Description of the task => The entries below should be transcribed in their entirety, exactly as written.

--*--

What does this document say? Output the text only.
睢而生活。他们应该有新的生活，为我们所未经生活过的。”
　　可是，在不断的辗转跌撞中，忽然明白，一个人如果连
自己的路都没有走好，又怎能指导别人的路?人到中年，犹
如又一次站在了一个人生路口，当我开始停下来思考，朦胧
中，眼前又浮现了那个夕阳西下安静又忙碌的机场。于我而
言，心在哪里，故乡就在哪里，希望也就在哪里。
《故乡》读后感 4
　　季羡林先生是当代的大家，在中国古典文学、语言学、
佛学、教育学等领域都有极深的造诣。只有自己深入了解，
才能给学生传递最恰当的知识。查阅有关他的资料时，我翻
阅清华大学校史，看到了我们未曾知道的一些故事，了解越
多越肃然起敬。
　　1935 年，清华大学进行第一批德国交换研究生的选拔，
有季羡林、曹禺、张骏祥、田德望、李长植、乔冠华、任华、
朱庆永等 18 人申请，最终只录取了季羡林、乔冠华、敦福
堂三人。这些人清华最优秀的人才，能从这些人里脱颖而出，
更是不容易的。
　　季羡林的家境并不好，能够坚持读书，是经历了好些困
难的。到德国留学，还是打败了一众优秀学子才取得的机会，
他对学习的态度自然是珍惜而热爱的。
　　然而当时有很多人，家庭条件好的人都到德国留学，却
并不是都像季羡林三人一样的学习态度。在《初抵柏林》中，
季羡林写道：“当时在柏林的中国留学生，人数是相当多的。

--*--

Written response =>
What does this document say? Output the text only.
睢而生活。他们应该有新的生活，为我们所未经生活过的。”
　　可是，在不断的辗转跌撞中，忽然明白，一个人如果连
自己的路都没有走好，又怎能指导别人的路?人到中年，犹
如又一次站在了一个人生路口，当我开始停下来思考，朦胧
中，眼前又浮现了那个夕阳西下安静又忙碌的机场。于我而
言，心在哪里，故乡就在哪里，希望也就在哪里。
《故乡》读后感 4
　　季羡林先生是当代的大家，在中国古典文学、语言学、
佛学、教育学等领域都有极深的造诣。只有自己深入了解，
才能给学生传递最恰当的知识。查阅有关他的资料时，我翻
阅清华大学校史，看到了我们未曾知道的一些故事，了解越
多越肃然起敬。
　　1935 年，清华大学进行第一批德国交换研究生的选拔，
有季羡林、曹禺、张骏祥、田德望、李长植、乔冠华、任华、
朱庆永等 18 人申请，最终只录取了季羡林、乔冠华、敦福
堂三人。这些人清华最优秀的人才，能从这些人里脱颖而出，
更是不容易的。
　　季羡林的家境并不好，能够坚持读书，是经历了好些困
难的。到德国留学，还是打败了一众优秀学子才取得的机会，
他对学习的态度自然是珍惜而热爱的。
　　然而当时有很多人，家庭条件好的人都到德国留学，却
并不是都像季羡林三人一样的学习态度。在《初抵柏林》中，
季羡林写道：“当时在柏林的中国留学生，人数是相当多的。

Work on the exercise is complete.